DATA IN THIS EXERCISE:
>> begin

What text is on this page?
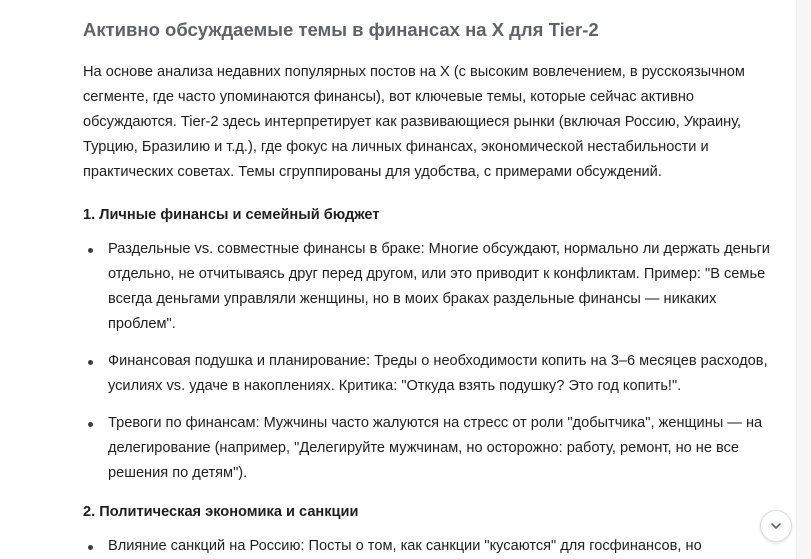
Активно обсуждаемые темы в финансах на X для Tier-2

На основе анализа недавних популярных постов на X (с высоким вовлечением, в русскоязычном сегменте, где часто упоминаются финансы), вот ключевые темы, которые сейчас активно обсуждаются. Tier-2 здесь интерпретирует как развивающиеся рынки (включая Россию, Украину, Турцию, Бразилию и т.д.), где фокус на личных финансах, экономической нестабильности и практических советах. Темы сгруппированы для удобства, с примерами обсуждений.

1. Личные финансы и семейный бюджет
Раздельные vs. совместные финансы в браке: Многие обсуждают, нормально ли держать деньги отдельно, не отчитываясь друг перед другом, или это приводит к конфликтам. Пример: "В семье всегда деньгами управляли женщины, но в моих браках раздельные финансы — никаких проблем".
Финансовая подушка и планирование: Треды о необходимости копить на 3–6 месяцев расходов, усилиях vs. удаче в накоплениях. Критика: "Откуда взять подушку? Это год копить!".
Тревоги по финансам: Мужчины часто жалуются на стресс от роли "добытчика", женщины — на делегирование (например, "Делегируйте мужчинам, но осторожно: работу, ремонт, но не все решения по детям").
2. Политическая экономика и санкции
Влияние санкций на Россию: Посты о том, как санкции "кусаются" для госфинансов, но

>> end

TASK GOAL: Where a line holds "санкции", copy that line.

EXPECTED ANSWER:
2. Политическая экономика и санкции
Влияние санкций на Россию: Посты о том, как санкции "кусаются" для госфинансов, но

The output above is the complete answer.